# INFORMATION GIVEN start
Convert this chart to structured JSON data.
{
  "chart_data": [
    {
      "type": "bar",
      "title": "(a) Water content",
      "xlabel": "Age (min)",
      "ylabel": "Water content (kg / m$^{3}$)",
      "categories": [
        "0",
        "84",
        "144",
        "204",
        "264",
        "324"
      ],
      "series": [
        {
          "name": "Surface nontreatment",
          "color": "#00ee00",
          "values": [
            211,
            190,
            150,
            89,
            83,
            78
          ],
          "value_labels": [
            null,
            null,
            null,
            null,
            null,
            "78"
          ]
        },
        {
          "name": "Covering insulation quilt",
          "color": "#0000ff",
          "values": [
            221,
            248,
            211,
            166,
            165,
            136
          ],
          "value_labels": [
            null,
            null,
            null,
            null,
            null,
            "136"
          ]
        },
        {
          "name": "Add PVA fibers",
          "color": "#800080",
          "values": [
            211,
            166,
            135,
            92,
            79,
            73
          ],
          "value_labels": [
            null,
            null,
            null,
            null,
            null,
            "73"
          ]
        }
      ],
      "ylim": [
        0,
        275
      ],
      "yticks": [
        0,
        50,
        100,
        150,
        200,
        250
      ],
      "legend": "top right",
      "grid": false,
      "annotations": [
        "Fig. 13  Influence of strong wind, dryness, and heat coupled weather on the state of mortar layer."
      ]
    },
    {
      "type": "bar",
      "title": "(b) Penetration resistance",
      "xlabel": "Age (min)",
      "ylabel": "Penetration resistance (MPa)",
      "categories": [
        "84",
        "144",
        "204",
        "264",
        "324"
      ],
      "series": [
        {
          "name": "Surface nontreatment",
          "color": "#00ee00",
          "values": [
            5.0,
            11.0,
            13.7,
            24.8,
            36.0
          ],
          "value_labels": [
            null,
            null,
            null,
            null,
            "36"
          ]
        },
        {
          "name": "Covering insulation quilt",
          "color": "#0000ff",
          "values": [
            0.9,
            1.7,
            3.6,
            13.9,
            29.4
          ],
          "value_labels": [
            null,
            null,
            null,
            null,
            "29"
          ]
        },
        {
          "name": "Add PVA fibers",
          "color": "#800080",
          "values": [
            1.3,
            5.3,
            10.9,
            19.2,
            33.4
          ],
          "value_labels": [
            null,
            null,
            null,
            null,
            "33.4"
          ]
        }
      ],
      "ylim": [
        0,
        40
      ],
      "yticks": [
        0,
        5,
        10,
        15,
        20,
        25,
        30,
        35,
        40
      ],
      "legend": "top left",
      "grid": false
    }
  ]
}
# INFORMATION GIVEN end
__STATED EXERCISE__
Report how many lines include the word "title". Give nothing but the number.

__SOLVED EXERCISE__
2